### Exercise aim
Write out all of the records precisely. Skip anything that is a picture.

### Raw records
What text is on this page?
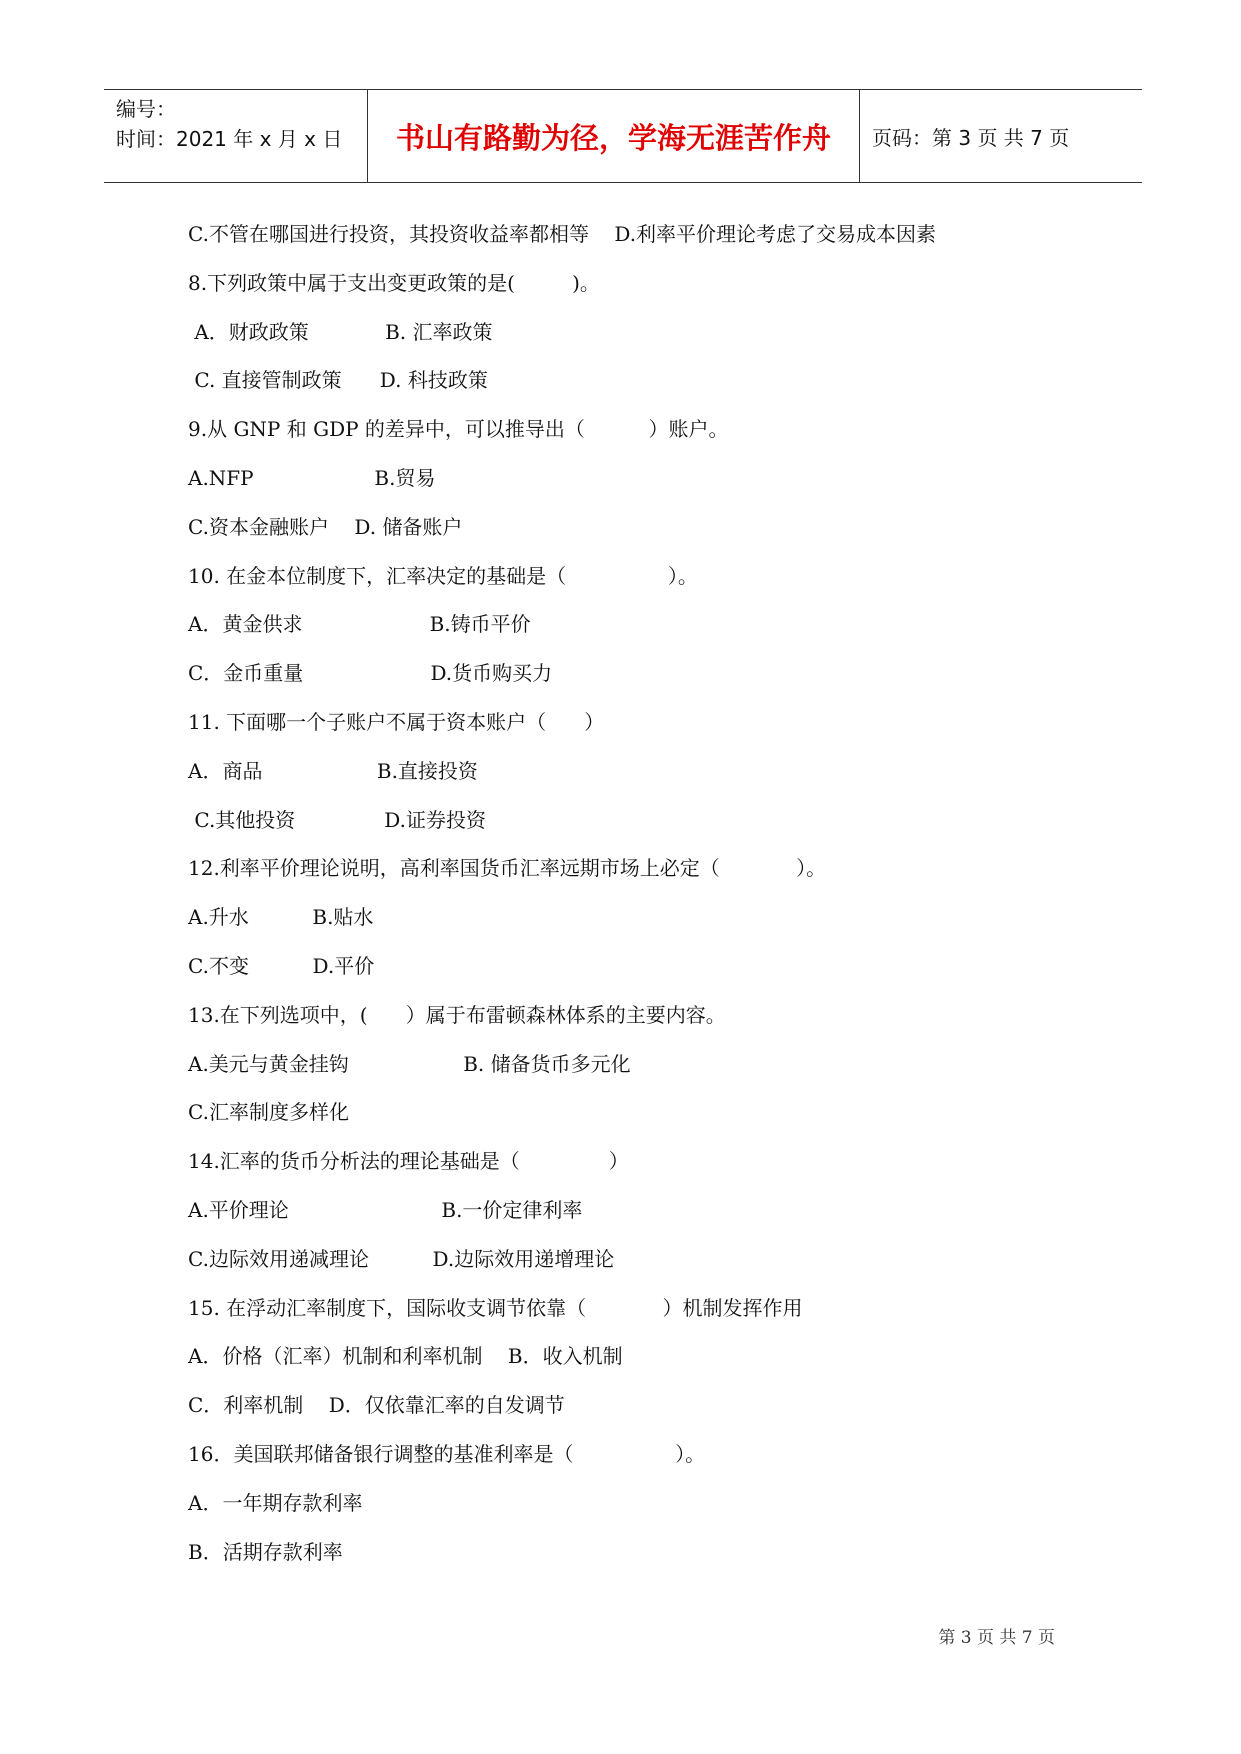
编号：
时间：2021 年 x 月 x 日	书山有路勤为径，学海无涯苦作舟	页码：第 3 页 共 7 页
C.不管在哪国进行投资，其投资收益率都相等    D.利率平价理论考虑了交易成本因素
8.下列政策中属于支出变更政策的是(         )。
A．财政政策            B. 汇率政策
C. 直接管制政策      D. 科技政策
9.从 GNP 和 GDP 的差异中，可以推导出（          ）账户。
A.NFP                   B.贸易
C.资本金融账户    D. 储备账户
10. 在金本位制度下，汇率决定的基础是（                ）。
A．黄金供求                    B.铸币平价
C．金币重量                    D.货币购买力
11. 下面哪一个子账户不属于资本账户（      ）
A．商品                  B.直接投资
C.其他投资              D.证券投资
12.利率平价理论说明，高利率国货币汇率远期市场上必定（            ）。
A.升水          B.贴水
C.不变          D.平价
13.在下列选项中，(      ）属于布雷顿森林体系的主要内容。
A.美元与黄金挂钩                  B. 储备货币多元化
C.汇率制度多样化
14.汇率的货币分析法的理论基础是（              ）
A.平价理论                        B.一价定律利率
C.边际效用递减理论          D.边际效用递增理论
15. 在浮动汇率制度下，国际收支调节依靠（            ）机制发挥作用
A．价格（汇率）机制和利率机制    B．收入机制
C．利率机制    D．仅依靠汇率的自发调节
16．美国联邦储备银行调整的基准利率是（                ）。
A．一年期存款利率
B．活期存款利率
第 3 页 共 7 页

### Task response
What text is on this page?
编号：
时间：2021 年 x 月 x 日	书山有路勤为径，学海无涯苦作舟	页码：第 3 页 共 7 页
C.不管在哪国进行投资，其投资收益率都相等    D.利率平价理论考虑了交易成本因素
8.下列政策中属于支出变更政策的是(         )。
A．财政政策            B. 汇率政策
C. 直接管制政策      D. 科技政策
9.从 GNP 和 GDP 的差异中，可以推导出（          ）账户。
A.NFP                   B.贸易
C.资本金融账户    D. 储备账户
10. 在金本位制度下，汇率决定的基础是（                ）。
A．黄金供求                    B.铸币平价
C．金币重量                    D.货币购买力
11. 下面哪一个子账户不属于资本账户（      ）
A．商品                  B.直接投资
C.其他投资              D.证券投资
12.利率平价理论说明，高利率国货币汇率远期市场上必定（            ）。
A.升水          B.贴水
C.不变          D.平价
13.在下列选项中，(      ）属于布雷顿森林体系的主要内容。
A.美元与黄金挂钩                  B. 储备货币多元化
C.汇率制度多样化
14.汇率的货币分析法的理论基础是（              ）
A.平价理论                        B.一价定律利率
C.边际效用递减理论          D.边际效用递增理论
15. 在浮动汇率制度下，国际收支调节依靠（            ）机制发挥作用
A．价格（汇率）机制和利率机制    B．收入机制
C．利率机制    D．仅依靠汇率的自发调节
16．美国联邦储备银行调整的基准利率是（                ）。
A．一年期存款利率
B．活期存款利率
第 3 页 共 7 页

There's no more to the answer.